## Directive:
Among these lines, how many include "рафинированное"? Answer only with the number.

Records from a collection
——————————
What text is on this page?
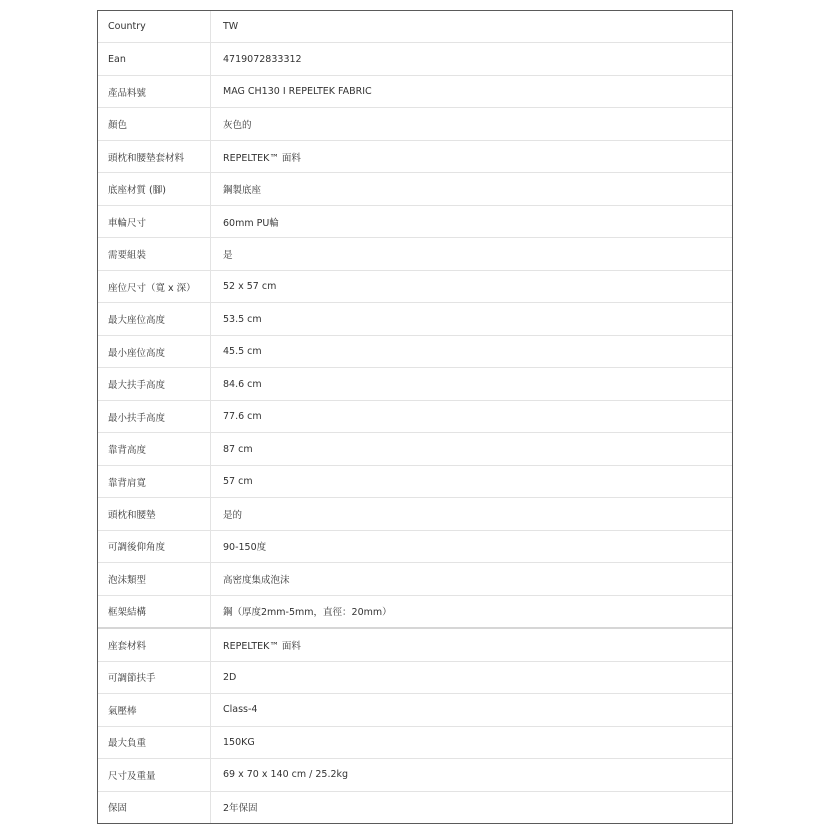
Country	TW
Ean	4719072833312
產品料號	MAG CH130 I REPELTEK FABRIC
顏色	灰色的
頭枕和腰墊套材料	REPELTEK™ 面料
底座材質 (腳)	鋼製底座
車輪尺寸	60mm PU輪
需要組裝	是
座位尺寸（寬 x 深）	52 x 57 cm
最大座位高度	53.5 cm
最小座位高度	45.5 cm
最大扶手高度	84.6 cm
最小扶手高度	77.6 cm
靠背高度	87 cm
靠背肩寬	57 cm
頭枕和腰墊	是的
可調後仰角度	90-150度
泡沫類型	高密度集成泡沫
框架結構	鋼（厚度2mm-5mm，直徑：20mm）
座套材料	REPELTEK™ 面料
可調節扶手	2D
氣壓棒	Class-4
最大負重	150KG
尺寸及重量	69 x 70 x 140 cm / 25.2kg
保固	2年保固
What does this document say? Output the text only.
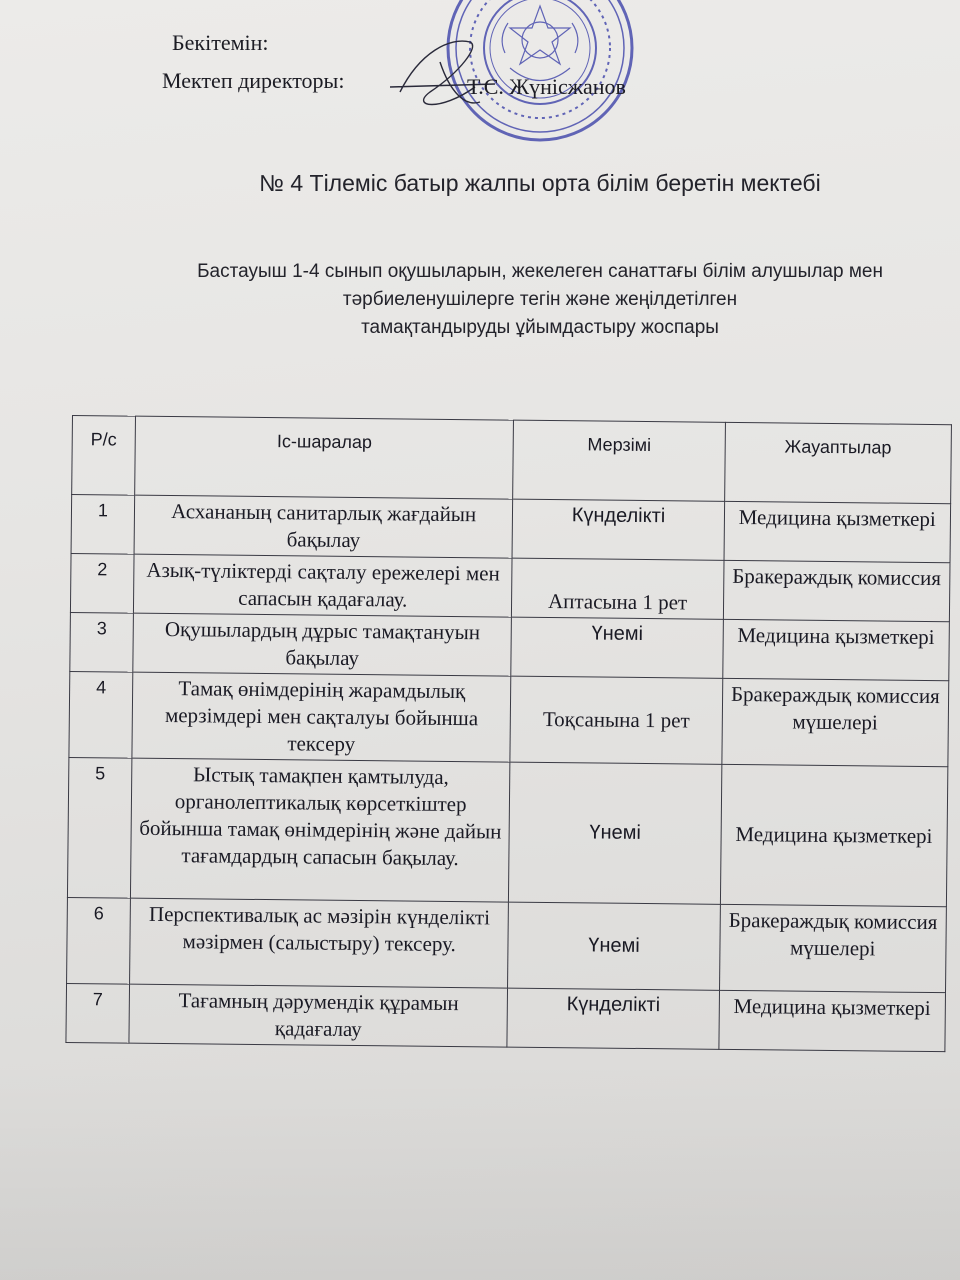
Бекітемін:
Мектеп директоры:	Т.С. Жүнісжанов
№ 4 Тілеміс батыр жалпы орта білім беретін мектебі
Бастауыш 1-4 сынып оқушыларын, жекелеген санаттағы білім алушылар мен
тәрбиеленушілерге тегін және жеңілдетілген
тамақтандыруды ұйымдастыру жоспары
Р/с	Іс-шаралар	Мерзімі	Жауаптылар
1	Асхананың санитарлық жағдайын бақылау	Күнделікті	Медицина қызметкері
2	Азық-түліктерді сақталу ережелері мен сапасын қадағалау.	Аптасына 1 рет	Бракераждық комиссия
3	Оқушылардың дұрыс тамақтануын бақылау	Үнемі	Медицина қызметкері
4	Тамақ өнімдерінің жарамдылық мерзімдері мен сақталуы бойынша тексеру	Тоқсанына 1 рет	Бракераждық комиссия мүшелері
5	Ыстық тамақпен қамтылуда, органолептикалық көрсеткіштер бойынша тамақ өнімдерінің және дайын тағамдардың сапасын бақылау.	Үнемі	Медицина қызметкері
6	Перспективалық ас мәзірін күнделікті мәзірмен (салыстыру) тексеру.	Үнемі	Бракераждық комиссия мүшелері
7	Тағамның дәрумендік құрамын қадағалау	Күнделікті	Медицина қызметкері
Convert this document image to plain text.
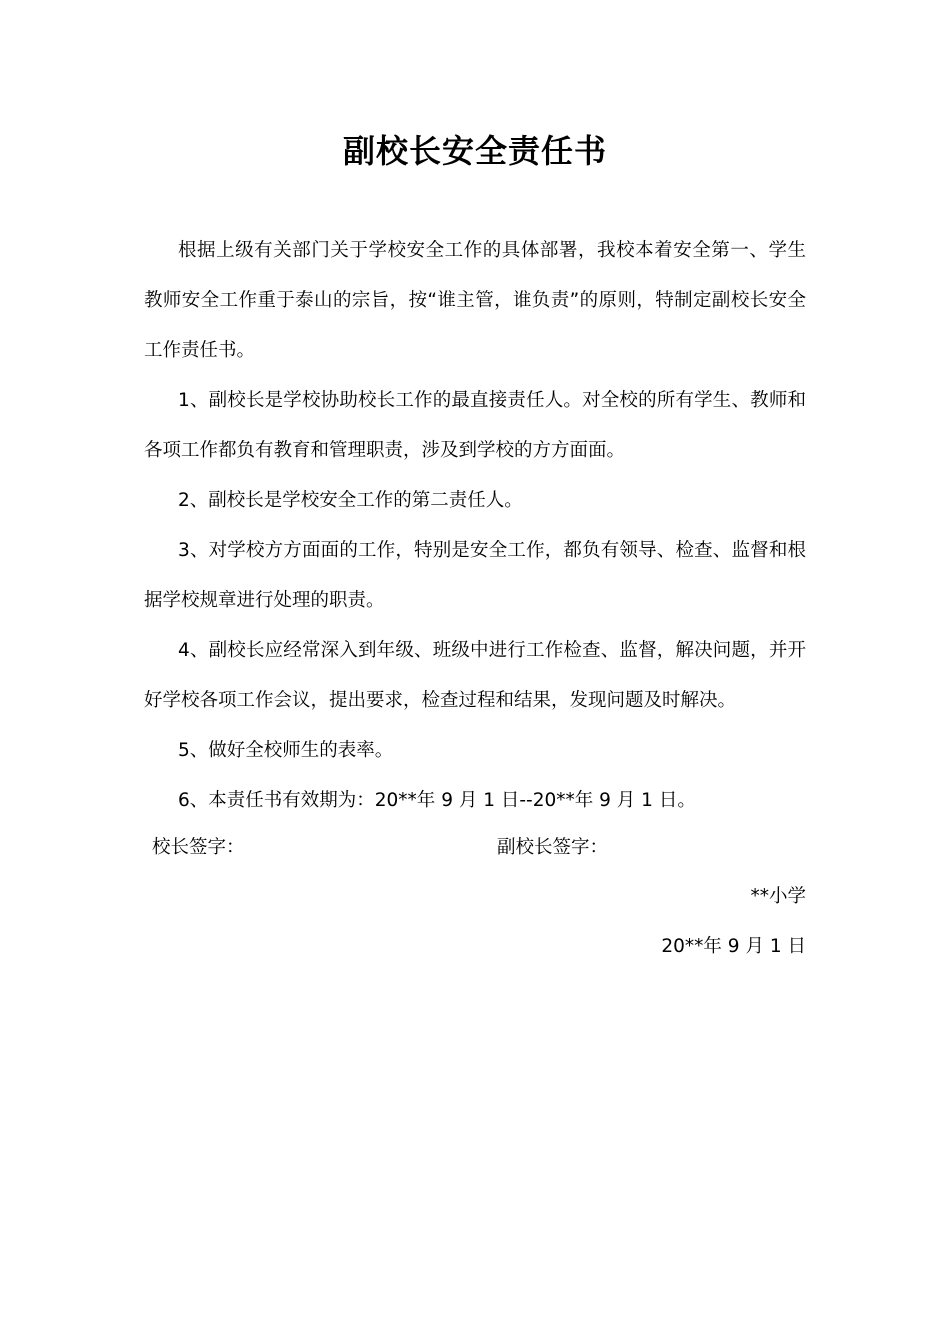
副校长安全责任书

根据上级有关部门关于学校安全工作的具体部署，我校本着安全第一、学生教师安全工作重于泰山的宗旨，按“谁主管，谁负责”的原则，特制定副校长安全工作责任书。

1、副校长是学校协助校长工作的最直接责任人。对全校的所有学生、教师和各项工作都负有教育和管理职责，涉及到学校的方方面面。

2、副校长是学校安全工作的第二责任人。

3、对学校方方面面的工作，特别是安全工作，都负有领导、检查、监督和根据学校规章进行处理的职责。

4、副校长应经常深入到年级、班级中进行工作检查、监督，解决问题，并开好学校各项工作会议，提出要求，检查过程和结果，发现问题及时解决。

5、做好全校师生的表率。

6、本责任书有效期为：20**年 9 月 1 日--20**年 9 月 1 日。

校长签字：	副校长签字：
**小学
20**年 9 月 1 日
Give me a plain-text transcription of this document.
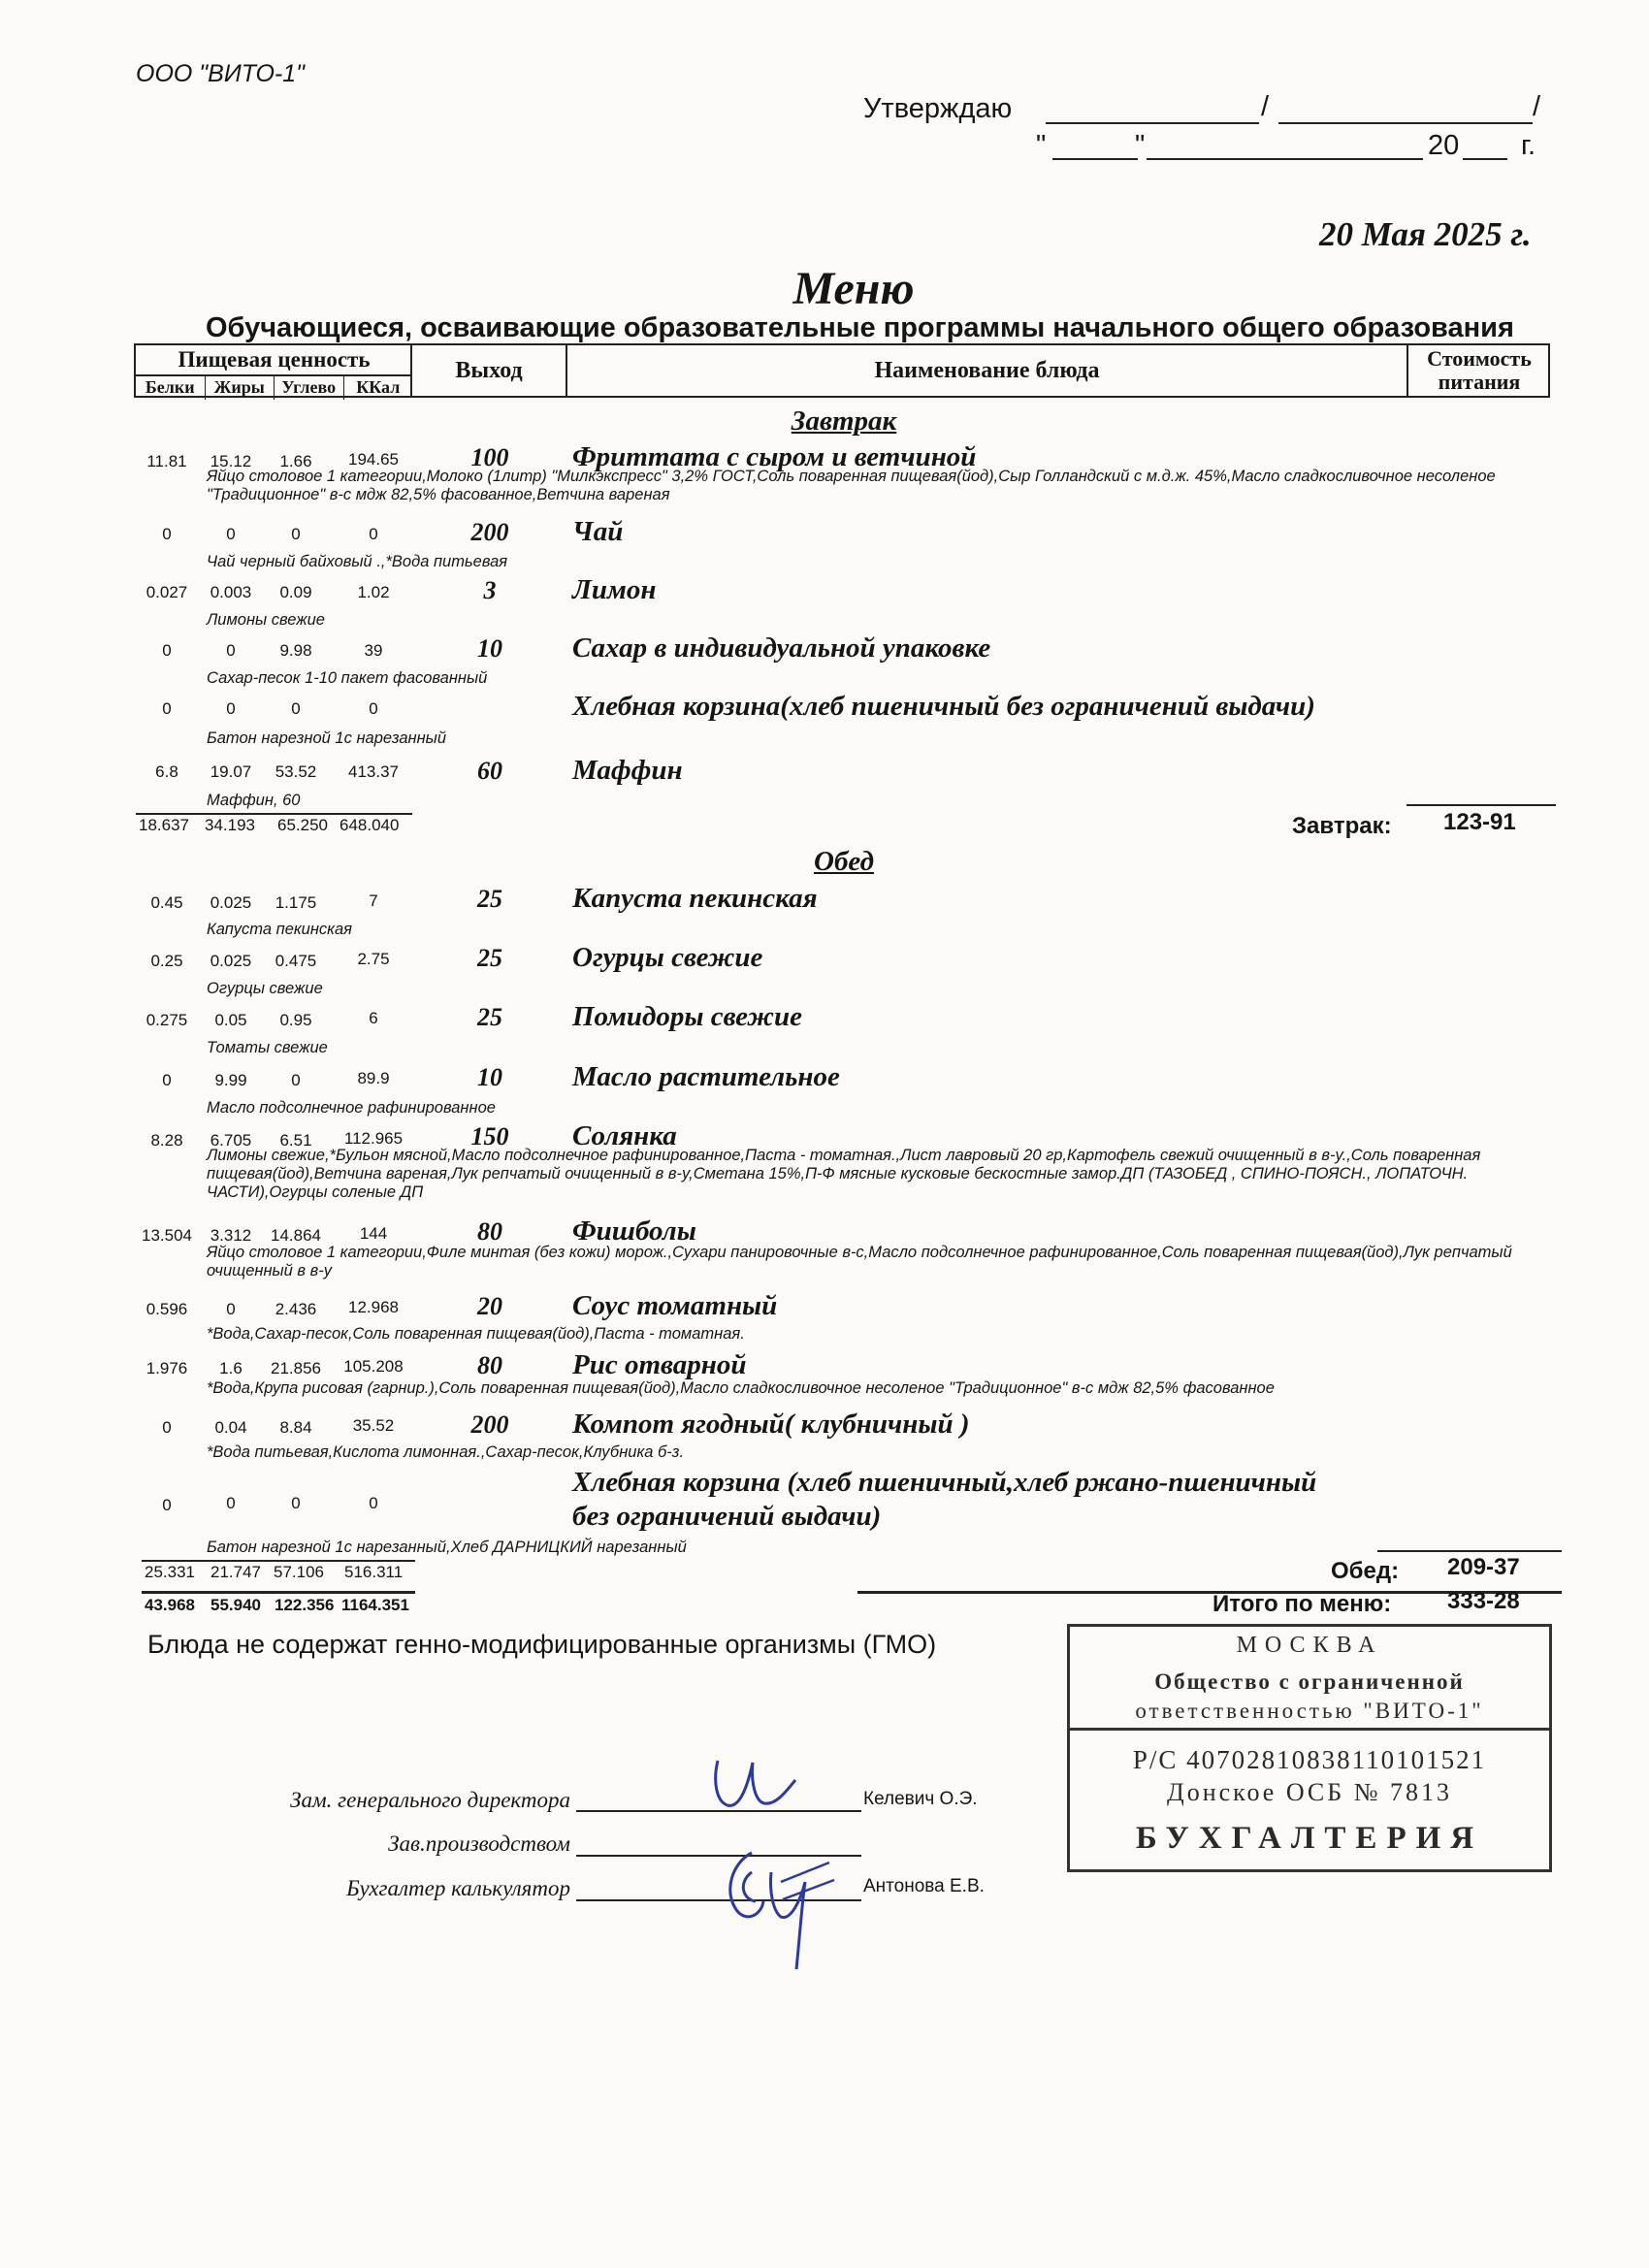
ООО "ВИТО-1"
Утверждаю	/	/
"	"	20 г.
20 Мая 2025 г.
Меню
Обучающиеся, осваивающие образовательные программы начального общего образования
Пищевая ценность
Белки	Жиры Углево	ККал
Выход	Наименование блюда	Стоимость питания
Завтрак
11.81	15.12	1.66	194.65	100	Фриттата с сыром и ветчиной
Яйцо столовое 1 категории,Молоко (1литр) "Милкэкспресс" 3,2% ГОСТ,Соль поваренная пищевая(йод),Сыр Голландский с м.д.ж. 45%,Масло сладкосливочное несоленое "Традиционное" в-с мдж 82,5% фасованное,Ветчина вареная
0	0	0	0	200	Чай
Чай черный байховый .,*Вода питьевая
0.027	0.003	0.09	1.02	3	Лимон
Лимоны свежие
0	0	9.98	39	10	Сахар в индивидуальной упаковке
Сахар-песок 1-10 пакет фасованный
0	0	0	0	Хлебная корзина(хлеб пшеничный без ограничений выдачи)
Батон нарезной 1с нарезанный
6.8	19.07	53.52	413.37	60	Маффин
Маффин, 60
18.637 34.193 65.250 648.040	Завтрак: 123-91
Обед
0.45	0.025	1.175	7	25	Капуста пекинская
Капуста пекинская
0.25	0.025	0.475	2.75	25	Огурцы свежие
Огурцы свежие
0.275	0.05	0.95	6	25	Помидоры свежие
Томаты свежие
0	9.99	0	89.9	10	Масло растительное
Масло подсолнечное рафинированное
8.28	6.705	6.51	112.965	150	Солянка
Лимоны свежие,*Бульон мясной,Масло подсолнечное рафинированное,Паста - томатная.,Лист лавровый 20 гр,Картофель свежий очищенный в в-у.,Соль поваренная пищевая(йод),Ветчина вареная,Лук репчатый очищенный в в-у,Сметана 15%,П-Ф мясные кусковые бескостные замор.ДП (ТАЗОБЕД , СПИНО-ПОЯСН., ЛОПАТОЧН. ЧАСТИ),Огурцы соленые ДП
13.504	3.312	14.864	144	80	Фишболы
Яйцо столовое 1 категории,Филе минтая (без кожи) морож.,Сухари панировочные в-с,Масло подсолнечное рафинированное,Соль поваренная пищевая(йод),Лук репчатый очищенный в в-у
0.596	0	2.436	12.968	20	Соус томатный
*Вода,Сахар-песок,Соль поваренная пищевая(йод),Паста - томатная.
1.976	1.6	21.856	105.208	80	Рис отварной
*Вода,Крупа рисовая (гарнир.),Соль поваренная пищевая(йод),Масло сладкосливочное несоленое "Традиционное" в-с мдж 82,5% фасованное
0	0.04	8.84	35.52	200	Компот ягодный( клубничный )
*Вода питьевая,Кислота лимонная.,Сахар-песок,Клубника б-з.
0	0	0	0
Хлебная корзина (хлеб пшеничный,хлеб ржано-пшеничный
без ограничений выдачи)
Батон нарезной 1с нарезанный,Хлеб ДАРНИЦКИЙ нарезанный
25.331 21.747 57.106 516.311	Обед: 209-37
43.968 55.940 122.356 1164.351	Итого по меню: 333-28
Блюда не содержат генно-модифицированные организмы (ГМО)
Зам. генерального директора	Келевич О.Э.
Зав.производством
Бухгалтер калькулятор	Антонова Е.В.
МОСКВА
Общество с ограниченной
ответственностью "ВИТО-1"
Р/С 40702810838110101521
Донское ОСБ № 7813
БУХГАЛТЕРИЯ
——————————
## Expected answer:
3